List all lines of the data that include the string "Мышечные".

╭──

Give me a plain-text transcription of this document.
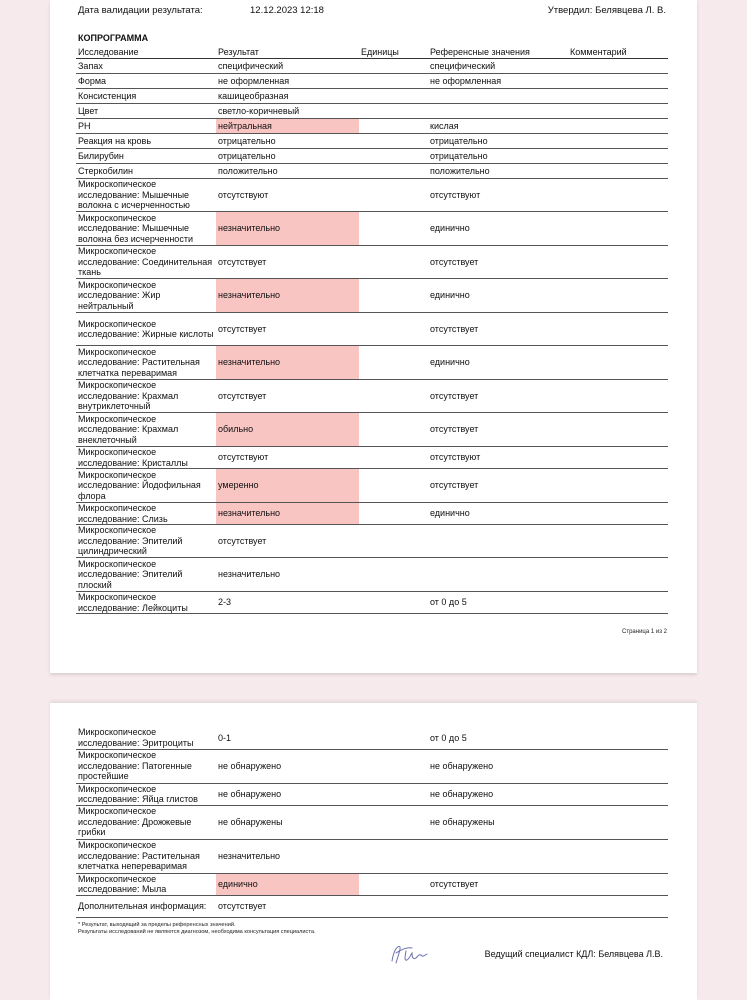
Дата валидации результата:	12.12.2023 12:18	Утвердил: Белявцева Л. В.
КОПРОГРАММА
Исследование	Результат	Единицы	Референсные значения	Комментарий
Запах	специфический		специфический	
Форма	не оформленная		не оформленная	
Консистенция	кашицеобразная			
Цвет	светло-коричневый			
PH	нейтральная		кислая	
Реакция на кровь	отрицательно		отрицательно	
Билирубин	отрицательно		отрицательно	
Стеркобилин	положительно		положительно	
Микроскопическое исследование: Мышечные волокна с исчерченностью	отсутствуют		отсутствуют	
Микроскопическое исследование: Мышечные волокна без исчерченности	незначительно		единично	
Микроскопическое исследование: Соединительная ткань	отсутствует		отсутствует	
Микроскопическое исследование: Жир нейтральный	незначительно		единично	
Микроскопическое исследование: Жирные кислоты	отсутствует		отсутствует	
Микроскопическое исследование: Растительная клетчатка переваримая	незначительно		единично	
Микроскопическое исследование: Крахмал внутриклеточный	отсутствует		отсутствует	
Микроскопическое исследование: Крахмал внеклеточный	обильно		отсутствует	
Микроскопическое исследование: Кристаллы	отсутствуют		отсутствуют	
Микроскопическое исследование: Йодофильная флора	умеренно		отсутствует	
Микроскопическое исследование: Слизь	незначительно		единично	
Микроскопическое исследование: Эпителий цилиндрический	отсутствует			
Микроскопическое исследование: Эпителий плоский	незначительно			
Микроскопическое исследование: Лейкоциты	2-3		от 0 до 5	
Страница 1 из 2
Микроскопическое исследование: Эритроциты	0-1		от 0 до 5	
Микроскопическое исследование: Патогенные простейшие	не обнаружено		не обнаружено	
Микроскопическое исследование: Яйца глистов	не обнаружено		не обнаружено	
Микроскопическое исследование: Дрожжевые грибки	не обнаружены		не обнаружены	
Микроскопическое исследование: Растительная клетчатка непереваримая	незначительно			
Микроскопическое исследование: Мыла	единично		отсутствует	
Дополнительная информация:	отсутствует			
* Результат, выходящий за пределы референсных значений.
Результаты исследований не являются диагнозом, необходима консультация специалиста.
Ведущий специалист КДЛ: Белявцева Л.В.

╰──

Task solution:
Микроскопическое исследование: Мышечные волокна с исчерченностью	отсутствуют		отсутствуют	
Микроскопическое исследование: Мышечные волокна без исчерченности	незначительно		единично	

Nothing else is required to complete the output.